* _What the task asks_: Copy all lines below containing "таблице".

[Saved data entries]

--- BEGIN ---

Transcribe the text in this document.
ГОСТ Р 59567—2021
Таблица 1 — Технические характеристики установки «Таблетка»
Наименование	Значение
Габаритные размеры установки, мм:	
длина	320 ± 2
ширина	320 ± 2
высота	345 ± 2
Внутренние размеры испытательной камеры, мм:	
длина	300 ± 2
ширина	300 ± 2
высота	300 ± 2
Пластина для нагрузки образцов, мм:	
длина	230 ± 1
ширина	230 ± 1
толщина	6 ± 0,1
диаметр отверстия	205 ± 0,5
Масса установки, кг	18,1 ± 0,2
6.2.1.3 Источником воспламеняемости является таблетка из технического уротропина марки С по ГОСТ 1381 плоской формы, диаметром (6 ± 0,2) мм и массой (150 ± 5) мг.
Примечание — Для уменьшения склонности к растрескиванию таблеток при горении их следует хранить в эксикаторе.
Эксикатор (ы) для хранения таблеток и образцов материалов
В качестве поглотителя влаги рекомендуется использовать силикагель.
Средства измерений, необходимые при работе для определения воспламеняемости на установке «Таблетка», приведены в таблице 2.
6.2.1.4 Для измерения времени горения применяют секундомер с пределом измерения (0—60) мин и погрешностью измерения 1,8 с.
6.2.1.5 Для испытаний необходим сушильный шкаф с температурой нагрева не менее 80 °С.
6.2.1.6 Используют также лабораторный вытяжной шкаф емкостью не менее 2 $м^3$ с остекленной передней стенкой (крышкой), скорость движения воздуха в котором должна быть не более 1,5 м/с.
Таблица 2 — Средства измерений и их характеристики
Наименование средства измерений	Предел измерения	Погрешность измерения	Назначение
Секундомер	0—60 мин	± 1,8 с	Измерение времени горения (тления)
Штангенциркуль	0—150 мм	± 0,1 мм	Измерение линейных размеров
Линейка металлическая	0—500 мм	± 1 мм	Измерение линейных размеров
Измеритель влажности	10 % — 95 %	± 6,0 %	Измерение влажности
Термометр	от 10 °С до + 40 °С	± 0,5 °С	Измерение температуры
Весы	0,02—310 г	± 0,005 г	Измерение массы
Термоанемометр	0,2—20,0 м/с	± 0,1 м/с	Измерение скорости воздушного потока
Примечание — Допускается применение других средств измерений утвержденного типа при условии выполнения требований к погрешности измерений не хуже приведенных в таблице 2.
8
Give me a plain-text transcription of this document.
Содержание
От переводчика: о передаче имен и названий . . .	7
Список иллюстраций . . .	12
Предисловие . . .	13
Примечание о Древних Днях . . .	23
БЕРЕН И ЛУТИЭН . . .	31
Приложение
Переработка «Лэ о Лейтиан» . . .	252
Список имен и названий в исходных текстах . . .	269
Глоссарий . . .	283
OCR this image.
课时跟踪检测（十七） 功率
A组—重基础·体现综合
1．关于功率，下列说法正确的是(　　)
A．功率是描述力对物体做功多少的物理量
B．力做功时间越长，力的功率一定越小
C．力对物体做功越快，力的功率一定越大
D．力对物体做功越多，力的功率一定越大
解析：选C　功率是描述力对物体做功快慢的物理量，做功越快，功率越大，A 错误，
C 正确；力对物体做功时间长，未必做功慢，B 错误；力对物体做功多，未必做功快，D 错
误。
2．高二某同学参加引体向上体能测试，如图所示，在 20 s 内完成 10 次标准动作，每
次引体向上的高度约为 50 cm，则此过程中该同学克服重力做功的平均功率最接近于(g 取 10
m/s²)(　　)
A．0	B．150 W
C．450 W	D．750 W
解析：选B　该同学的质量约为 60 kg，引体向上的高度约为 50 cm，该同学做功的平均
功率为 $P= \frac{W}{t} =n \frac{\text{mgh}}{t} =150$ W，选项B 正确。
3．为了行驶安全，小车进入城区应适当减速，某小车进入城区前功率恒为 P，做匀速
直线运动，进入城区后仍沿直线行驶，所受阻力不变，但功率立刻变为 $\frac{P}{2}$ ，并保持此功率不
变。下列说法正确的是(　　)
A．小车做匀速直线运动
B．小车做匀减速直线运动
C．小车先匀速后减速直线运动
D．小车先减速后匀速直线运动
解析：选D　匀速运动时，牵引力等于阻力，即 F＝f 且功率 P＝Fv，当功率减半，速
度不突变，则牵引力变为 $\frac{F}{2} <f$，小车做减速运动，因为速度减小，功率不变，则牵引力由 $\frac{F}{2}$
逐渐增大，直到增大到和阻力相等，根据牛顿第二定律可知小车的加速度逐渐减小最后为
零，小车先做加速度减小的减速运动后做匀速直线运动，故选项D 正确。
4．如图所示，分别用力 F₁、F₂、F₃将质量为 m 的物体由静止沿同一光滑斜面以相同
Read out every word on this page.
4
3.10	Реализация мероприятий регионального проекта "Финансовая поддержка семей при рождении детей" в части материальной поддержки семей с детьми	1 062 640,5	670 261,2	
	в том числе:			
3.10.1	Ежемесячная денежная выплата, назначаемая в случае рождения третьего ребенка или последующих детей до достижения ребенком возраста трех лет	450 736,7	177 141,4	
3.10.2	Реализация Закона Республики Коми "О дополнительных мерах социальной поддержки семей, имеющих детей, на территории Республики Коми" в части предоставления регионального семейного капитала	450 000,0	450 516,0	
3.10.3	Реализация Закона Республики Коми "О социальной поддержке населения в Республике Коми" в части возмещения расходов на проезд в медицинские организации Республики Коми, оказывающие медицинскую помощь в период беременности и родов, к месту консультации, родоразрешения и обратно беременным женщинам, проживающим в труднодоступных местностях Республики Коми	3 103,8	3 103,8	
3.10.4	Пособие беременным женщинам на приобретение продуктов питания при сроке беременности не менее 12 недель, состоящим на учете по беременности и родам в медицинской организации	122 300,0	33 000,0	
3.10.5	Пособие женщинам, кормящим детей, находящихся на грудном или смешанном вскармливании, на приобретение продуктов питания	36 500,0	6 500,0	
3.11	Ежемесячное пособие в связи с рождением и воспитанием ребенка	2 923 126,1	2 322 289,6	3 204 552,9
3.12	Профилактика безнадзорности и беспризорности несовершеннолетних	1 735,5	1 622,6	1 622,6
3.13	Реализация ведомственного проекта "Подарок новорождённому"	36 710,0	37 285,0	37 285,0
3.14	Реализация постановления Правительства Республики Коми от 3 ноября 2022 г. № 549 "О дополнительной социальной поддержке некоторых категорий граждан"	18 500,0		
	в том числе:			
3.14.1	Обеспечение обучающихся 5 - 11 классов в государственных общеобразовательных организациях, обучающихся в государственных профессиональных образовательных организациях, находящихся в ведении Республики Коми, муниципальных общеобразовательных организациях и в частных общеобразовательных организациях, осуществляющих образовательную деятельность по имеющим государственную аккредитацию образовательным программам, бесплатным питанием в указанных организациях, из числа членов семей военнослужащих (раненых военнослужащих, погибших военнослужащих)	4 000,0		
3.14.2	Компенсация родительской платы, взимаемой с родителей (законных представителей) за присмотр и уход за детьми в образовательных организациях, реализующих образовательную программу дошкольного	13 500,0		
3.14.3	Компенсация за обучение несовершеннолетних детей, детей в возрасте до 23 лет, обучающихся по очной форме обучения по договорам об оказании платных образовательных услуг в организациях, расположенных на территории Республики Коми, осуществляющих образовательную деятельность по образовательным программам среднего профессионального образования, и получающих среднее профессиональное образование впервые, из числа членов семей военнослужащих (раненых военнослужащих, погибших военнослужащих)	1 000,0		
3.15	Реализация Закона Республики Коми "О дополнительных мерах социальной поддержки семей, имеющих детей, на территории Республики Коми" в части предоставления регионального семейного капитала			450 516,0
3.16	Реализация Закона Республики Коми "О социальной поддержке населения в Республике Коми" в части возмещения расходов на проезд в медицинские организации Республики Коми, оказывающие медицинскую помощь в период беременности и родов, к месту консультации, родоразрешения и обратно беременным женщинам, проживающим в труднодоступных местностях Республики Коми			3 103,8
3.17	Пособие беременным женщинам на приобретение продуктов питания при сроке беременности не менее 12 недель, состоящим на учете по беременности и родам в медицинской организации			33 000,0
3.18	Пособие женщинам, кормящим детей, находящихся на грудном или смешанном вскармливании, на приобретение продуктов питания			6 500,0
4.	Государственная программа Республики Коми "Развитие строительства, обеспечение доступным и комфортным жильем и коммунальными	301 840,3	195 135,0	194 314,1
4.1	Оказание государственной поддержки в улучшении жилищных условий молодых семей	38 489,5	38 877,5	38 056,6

--- END ---

* _Output of the exercise_:
Средства измерений, необходимые при работе для определения воспламеняемости на установке «Таблетка», приведены в таблице 2.
Примечание — Допускается применение других средств измерений утвержденного типа при условии выполнения требований к погрешности измерений не хуже приведенных в таблице 2.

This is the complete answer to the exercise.